**YOUR GOAL:**
Records follow. Pull out every line that contains "sample".
******************************
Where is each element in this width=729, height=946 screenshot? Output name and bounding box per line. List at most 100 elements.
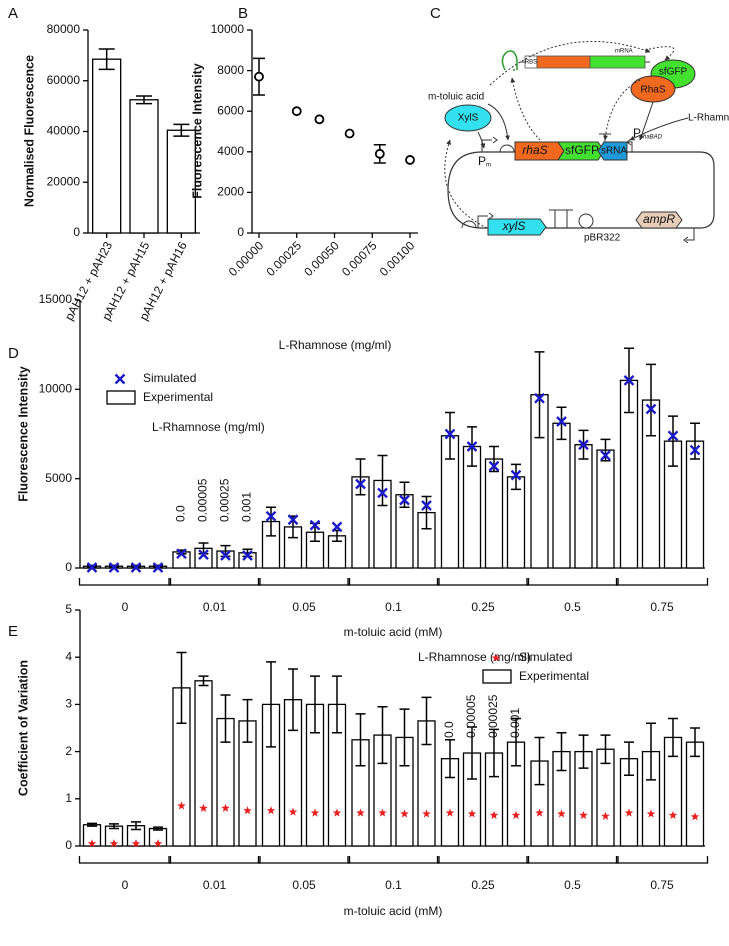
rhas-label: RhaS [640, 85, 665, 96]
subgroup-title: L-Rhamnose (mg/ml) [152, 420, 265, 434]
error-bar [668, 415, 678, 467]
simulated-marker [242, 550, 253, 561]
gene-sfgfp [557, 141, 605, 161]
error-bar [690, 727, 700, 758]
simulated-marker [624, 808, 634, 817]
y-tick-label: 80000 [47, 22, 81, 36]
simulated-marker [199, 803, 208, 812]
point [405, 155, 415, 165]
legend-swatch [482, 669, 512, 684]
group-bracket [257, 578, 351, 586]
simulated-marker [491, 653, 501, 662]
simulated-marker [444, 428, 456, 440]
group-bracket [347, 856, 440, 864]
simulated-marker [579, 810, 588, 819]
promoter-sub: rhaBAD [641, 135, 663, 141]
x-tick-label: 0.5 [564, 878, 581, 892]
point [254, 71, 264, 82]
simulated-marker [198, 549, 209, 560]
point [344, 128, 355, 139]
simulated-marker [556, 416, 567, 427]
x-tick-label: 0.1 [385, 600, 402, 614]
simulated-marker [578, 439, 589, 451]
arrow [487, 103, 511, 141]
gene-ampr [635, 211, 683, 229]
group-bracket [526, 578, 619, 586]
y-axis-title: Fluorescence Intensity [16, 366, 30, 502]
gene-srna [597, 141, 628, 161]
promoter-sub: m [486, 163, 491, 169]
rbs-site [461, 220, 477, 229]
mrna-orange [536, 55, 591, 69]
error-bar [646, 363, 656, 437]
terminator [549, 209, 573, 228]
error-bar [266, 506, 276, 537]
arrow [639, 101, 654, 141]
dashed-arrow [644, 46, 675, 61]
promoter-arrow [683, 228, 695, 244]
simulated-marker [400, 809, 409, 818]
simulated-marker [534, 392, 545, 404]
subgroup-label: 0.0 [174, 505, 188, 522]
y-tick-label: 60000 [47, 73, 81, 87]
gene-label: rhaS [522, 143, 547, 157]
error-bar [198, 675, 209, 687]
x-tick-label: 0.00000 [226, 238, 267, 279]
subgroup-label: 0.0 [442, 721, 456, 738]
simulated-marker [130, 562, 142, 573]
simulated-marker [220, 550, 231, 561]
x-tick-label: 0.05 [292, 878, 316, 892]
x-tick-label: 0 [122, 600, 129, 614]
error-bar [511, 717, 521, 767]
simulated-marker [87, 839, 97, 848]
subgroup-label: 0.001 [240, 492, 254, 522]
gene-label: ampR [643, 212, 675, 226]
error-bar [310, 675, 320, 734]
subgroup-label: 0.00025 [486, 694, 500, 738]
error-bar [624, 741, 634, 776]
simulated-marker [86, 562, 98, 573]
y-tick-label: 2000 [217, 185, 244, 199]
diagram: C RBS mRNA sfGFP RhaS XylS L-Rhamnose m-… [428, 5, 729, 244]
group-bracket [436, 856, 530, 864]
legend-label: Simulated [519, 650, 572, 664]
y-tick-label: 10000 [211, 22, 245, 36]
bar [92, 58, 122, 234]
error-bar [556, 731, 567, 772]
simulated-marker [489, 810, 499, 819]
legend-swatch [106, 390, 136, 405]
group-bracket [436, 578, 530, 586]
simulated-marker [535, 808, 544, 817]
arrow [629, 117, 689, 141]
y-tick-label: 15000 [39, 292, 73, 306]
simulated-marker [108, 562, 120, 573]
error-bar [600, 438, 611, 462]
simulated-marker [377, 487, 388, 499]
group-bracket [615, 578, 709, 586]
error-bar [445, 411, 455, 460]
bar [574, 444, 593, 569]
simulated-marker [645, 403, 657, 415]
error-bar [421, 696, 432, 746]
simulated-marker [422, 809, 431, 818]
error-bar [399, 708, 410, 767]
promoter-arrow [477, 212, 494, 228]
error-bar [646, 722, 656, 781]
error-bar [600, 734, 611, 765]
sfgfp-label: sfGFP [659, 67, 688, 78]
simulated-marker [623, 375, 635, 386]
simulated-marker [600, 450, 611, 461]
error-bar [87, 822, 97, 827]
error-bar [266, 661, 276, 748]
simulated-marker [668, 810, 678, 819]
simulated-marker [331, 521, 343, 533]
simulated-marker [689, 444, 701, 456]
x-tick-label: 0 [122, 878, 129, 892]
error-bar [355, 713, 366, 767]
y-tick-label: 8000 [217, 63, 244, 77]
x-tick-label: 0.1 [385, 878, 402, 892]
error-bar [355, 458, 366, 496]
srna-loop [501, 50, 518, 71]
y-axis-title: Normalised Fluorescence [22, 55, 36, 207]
******************************
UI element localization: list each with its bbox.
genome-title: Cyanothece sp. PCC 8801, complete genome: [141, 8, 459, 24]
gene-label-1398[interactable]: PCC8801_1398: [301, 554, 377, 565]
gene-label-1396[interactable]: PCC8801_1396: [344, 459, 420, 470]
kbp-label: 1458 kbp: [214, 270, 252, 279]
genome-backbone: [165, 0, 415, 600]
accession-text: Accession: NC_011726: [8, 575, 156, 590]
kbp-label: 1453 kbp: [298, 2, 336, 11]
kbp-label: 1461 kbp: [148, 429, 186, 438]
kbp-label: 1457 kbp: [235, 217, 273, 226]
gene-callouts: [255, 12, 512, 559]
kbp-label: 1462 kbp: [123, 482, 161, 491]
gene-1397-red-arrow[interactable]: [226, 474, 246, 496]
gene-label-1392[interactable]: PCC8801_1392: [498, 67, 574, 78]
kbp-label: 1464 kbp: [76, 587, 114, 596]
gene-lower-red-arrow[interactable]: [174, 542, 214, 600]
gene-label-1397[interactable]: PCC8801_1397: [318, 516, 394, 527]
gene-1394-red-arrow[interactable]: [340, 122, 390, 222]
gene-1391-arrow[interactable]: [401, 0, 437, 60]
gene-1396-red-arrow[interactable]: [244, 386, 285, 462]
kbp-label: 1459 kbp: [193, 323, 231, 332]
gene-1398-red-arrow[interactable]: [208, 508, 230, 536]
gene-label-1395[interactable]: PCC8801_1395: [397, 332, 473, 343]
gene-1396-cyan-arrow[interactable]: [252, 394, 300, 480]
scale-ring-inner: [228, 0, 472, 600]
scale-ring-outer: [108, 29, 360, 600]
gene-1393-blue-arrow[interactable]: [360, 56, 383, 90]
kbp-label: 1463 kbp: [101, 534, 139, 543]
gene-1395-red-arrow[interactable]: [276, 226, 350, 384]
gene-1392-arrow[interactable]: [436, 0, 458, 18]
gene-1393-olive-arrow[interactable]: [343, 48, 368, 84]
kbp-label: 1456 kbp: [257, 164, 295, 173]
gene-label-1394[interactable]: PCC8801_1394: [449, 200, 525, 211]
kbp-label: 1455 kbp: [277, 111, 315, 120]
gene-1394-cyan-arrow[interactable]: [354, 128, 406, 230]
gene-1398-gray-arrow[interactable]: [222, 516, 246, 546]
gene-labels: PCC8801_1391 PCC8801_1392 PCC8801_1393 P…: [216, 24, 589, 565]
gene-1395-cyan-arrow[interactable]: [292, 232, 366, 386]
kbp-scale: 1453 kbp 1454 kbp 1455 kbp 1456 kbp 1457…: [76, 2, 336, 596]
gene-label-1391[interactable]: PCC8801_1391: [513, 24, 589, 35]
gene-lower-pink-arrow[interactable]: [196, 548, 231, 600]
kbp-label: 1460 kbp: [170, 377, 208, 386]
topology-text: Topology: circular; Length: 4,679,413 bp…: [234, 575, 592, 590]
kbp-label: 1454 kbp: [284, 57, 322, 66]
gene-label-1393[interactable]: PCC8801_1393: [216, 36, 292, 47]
******************************
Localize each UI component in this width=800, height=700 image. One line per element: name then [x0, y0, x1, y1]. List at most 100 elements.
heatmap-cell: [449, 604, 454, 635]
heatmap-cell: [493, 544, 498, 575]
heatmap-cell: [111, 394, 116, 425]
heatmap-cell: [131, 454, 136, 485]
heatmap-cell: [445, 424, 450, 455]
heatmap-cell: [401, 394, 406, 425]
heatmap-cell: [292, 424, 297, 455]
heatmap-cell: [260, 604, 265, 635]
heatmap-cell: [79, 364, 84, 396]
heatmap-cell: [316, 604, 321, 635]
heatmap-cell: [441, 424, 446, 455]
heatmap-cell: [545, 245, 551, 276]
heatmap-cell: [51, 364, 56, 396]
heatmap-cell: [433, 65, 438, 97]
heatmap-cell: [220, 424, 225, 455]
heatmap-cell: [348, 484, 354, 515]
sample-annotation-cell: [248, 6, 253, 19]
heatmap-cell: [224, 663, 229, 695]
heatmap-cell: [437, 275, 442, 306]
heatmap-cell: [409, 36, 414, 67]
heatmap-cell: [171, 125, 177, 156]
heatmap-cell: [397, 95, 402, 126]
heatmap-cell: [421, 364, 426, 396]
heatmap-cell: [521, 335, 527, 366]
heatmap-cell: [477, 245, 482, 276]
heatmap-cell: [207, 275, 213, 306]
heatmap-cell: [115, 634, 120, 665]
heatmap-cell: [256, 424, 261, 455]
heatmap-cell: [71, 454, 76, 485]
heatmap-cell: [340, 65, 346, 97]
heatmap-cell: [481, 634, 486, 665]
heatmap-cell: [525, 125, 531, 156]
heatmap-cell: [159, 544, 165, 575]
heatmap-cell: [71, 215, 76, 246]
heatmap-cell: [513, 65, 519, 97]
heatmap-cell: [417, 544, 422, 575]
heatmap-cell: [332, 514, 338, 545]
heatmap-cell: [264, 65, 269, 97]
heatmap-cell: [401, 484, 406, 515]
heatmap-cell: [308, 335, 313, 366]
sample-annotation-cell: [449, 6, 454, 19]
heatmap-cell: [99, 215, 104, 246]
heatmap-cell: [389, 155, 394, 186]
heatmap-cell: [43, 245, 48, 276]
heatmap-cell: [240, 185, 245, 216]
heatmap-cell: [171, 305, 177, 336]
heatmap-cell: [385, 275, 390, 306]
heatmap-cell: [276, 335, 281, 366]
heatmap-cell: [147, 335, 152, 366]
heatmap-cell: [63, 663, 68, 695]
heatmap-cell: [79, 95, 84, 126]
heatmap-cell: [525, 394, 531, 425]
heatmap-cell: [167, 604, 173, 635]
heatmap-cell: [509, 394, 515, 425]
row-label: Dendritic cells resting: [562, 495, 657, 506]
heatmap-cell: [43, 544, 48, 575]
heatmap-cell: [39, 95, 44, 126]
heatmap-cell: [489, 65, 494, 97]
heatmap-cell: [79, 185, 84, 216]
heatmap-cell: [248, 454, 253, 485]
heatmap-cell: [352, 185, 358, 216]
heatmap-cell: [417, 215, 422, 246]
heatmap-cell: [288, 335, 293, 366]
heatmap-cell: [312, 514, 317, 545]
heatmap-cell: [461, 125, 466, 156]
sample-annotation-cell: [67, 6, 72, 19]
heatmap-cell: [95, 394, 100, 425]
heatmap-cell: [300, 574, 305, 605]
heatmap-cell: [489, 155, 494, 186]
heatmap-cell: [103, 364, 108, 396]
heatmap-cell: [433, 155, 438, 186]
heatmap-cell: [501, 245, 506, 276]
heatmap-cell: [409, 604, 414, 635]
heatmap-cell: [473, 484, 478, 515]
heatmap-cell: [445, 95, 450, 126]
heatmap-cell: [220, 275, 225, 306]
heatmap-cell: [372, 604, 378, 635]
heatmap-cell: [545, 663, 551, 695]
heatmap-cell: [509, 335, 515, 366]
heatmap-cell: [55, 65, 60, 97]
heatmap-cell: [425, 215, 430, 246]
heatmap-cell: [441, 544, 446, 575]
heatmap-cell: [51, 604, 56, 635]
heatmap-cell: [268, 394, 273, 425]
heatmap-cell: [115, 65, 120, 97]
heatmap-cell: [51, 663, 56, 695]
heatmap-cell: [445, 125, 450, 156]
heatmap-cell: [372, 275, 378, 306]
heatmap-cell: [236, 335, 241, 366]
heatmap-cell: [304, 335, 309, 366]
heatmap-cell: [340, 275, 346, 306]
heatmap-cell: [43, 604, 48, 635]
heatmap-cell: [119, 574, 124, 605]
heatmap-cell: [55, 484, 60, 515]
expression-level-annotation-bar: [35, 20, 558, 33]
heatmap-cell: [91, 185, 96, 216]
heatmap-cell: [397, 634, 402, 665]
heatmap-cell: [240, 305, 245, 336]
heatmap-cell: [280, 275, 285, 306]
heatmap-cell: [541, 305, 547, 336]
******************************
**TASK RESPONSE:**
sample-annotation-cell: [248, 6, 253, 19]
sample-annotation-cell: [449, 6, 454, 19]
sample-annotation-cell: [67, 6, 72, 19]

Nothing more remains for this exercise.